OBJECTIVE: Copy every line of the records below word for word.

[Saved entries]
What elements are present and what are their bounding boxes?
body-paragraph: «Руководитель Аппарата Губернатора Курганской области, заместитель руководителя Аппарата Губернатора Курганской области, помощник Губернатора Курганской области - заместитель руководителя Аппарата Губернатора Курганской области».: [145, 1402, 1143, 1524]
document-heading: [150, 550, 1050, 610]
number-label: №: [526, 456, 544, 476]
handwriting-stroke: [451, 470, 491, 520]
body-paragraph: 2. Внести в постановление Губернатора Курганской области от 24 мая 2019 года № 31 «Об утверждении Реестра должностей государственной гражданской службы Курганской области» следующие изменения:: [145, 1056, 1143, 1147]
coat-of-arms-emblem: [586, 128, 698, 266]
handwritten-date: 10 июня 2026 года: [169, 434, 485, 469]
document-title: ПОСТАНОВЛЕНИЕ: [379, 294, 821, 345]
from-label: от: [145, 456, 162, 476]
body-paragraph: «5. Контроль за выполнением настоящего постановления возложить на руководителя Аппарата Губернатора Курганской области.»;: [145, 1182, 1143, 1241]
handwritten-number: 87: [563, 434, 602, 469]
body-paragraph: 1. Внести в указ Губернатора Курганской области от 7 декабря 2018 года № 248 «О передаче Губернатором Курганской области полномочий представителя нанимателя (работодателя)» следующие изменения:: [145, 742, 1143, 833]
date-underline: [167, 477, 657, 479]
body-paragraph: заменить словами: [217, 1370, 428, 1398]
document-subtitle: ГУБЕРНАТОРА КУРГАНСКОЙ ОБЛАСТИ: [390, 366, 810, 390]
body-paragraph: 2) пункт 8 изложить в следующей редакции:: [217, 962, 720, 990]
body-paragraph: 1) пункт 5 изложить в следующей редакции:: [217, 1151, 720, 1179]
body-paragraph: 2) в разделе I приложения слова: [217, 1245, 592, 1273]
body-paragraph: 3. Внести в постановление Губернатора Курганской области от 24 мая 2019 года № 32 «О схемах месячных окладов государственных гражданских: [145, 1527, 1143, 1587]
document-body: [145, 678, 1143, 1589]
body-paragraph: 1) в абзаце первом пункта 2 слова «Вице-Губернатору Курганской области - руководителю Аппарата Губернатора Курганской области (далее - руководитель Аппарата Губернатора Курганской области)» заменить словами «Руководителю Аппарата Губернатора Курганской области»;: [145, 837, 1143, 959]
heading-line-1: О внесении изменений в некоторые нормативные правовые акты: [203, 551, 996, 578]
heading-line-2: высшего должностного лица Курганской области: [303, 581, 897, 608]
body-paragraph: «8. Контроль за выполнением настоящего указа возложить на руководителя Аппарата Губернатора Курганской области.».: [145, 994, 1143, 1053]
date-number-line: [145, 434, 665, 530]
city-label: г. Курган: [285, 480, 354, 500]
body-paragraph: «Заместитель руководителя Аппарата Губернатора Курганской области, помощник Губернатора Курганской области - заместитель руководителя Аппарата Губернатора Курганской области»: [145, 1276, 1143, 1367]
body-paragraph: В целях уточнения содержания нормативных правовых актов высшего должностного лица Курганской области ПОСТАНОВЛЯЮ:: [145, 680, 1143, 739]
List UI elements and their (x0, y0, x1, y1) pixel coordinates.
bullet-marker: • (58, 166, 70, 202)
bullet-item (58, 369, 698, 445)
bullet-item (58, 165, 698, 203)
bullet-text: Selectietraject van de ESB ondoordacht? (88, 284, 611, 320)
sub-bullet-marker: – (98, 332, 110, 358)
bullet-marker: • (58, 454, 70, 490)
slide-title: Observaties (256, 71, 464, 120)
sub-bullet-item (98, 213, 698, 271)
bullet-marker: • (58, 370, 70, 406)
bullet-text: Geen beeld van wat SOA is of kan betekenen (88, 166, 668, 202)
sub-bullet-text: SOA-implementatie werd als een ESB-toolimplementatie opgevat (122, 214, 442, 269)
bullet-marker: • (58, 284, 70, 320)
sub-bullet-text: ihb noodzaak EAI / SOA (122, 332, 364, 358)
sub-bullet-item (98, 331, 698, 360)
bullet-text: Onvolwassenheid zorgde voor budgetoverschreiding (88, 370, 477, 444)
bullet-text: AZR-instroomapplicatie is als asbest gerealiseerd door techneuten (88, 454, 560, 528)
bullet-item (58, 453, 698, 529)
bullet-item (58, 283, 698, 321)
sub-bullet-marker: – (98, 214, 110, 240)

OUTPUT OF THE TASK:
What elements are present and what are their bounding boxes?
body-paragraph: «Руководитель Аппарата Губернатора Курганской области, заместитель руководителя Аппарата Губернатора Курганской области, помощник Губернатора Курганской области - заместитель руководителя Аппарата Губернатора Курганской области».: [145, 1402, 1143, 1524]
document-heading: [150, 550, 1050, 610]
number-label: №: [526, 456, 544, 476]
handwriting-stroke: [451, 470, 491, 520]
body-paragraph: 2. Внести в постановление Губернатора Курганской области от 24 мая 2019 года № 31 «Об утверждении Реестра должностей государственной гражданской службы Курганской области» следующие изменения:: [145, 1056, 1143, 1147]
coat-of-arms-emblem: [586, 128, 698, 266]
handwritten-date: 10 июня 2026 года: [169, 434, 485, 469]
document-title: ПОСТАНОВЛЕНИЕ: [379, 294, 821, 345]
from-label: от: [145, 456, 162, 476]
body-paragraph: «5. Контроль за выполнением настоящего постановления возложить на руководителя Аппарата Губернатора Курганской области.»;: [145, 1182, 1143, 1241]
handwritten-number: 87: [563, 434, 602, 469]
body-paragraph: 1. Внести в указ Губернатора Курганской области от 7 декабря 2018 года № 248 «О передаче Губернатором Курганской области полномочий представителя нанимателя (работодателя)» следующие изменения:: [145, 742, 1143, 833]
date-underline: [167, 477, 657, 479]
body-paragraph: заменить словами: [217, 1370, 428, 1398]
document-subtitle: ГУБЕРНАТОРА КУРГАНСКОЙ ОБЛАСТИ: [390, 366, 810, 390]
body-paragraph: 2) пункт 8 изложить в следующей редакции:: [217, 962, 720, 990]
body-paragraph: 1) пункт 5 изложить в следующей редакции:: [217, 1151, 720, 1179]
body-paragraph: 2) в разделе I приложения слова: [217, 1245, 592, 1273]
body-paragraph: 3. Внести в постановление Губернатора Курганской области от 24 мая 2019 года № 32 «О схемах месячных окладов государственных гражданских: [145, 1527, 1143, 1587]
document-body: [145, 678, 1143, 1589]
body-paragraph: 1) в абзаце первом пункта 2 слова «Вице-Губернатору Курганской области - руководителю Аппарата Губернатора Курганской области (далее - руководитель Аппарата Губернатора Курганской области)» заменить словами «Руководителю Аппарата Губернатора Курганской области»;: [145, 837, 1143, 959]
heading-line-1: О внесении изменений в некоторые нормативные правовые акты: [203, 551, 996, 578]
heading-line-2: высшего должностного лица Курганской области: [303, 581, 897, 608]
body-paragraph: «8. Контроль за выполнением настоящего указа возложить на руководителя Аппарата Губернатора Курганской области.».: [145, 994, 1143, 1053]
date-number-line: [145, 434, 665, 530]
city-label: г. Курган: [285, 480, 354, 500]
body-paragraph: «Заместитель руководителя Аппарата Губернатора Курганской области, помощник Губернатора Курганской области - заместитель руководителя Аппарата Губернатора Курганской области»: [145, 1276, 1143, 1367]
body-paragraph: В целях уточнения содержания нормативных правовых актов высшего должностного лица Курганской области ПОСТАНОВЛЯЮ:: [145, 680, 1143, 739]
List UI elements and their (x0, y0, x1, y1) pixel coordinates.
bullet-marker: • (58, 166, 70, 202)
bullet-item (58, 369, 698, 445)
bullet-item (58, 165, 698, 203)
bullet-text: Selectietraject van de ESB ondoordacht? (88, 284, 611, 320)
sub-bullet-marker: – (98, 332, 110, 358)
bullet-marker: • (58, 454, 70, 490)
slide-title: Observaties (256, 71, 464, 120)
sub-bullet-item (98, 213, 698, 271)
bullet-marker: • (58, 370, 70, 406)
bullet-text: Geen beeld van wat SOA is of kan betekenen (88, 166, 668, 202)
sub-bullet-text: SOA-implementatie werd als een ESB-toolimplementatie opgevat (122, 214, 442, 269)
bullet-marker: • (58, 284, 70, 320)
sub-bullet-text: ihb noodzaak EAI / SOA (122, 332, 364, 358)
sub-bullet-item (98, 331, 698, 360)
bullet-text: Onvolwassenheid zorgde voor budgetoverschreiding (88, 370, 477, 444)
bullet-text: AZR-instroomapplicatie is als asbest gerealiseerd door techneuten (88, 454, 560, 528)
bullet-item (58, 453, 698, 529)
bullet-item (58, 283, 698, 321)
sub-bullet-marker: – (98, 214, 110, 240)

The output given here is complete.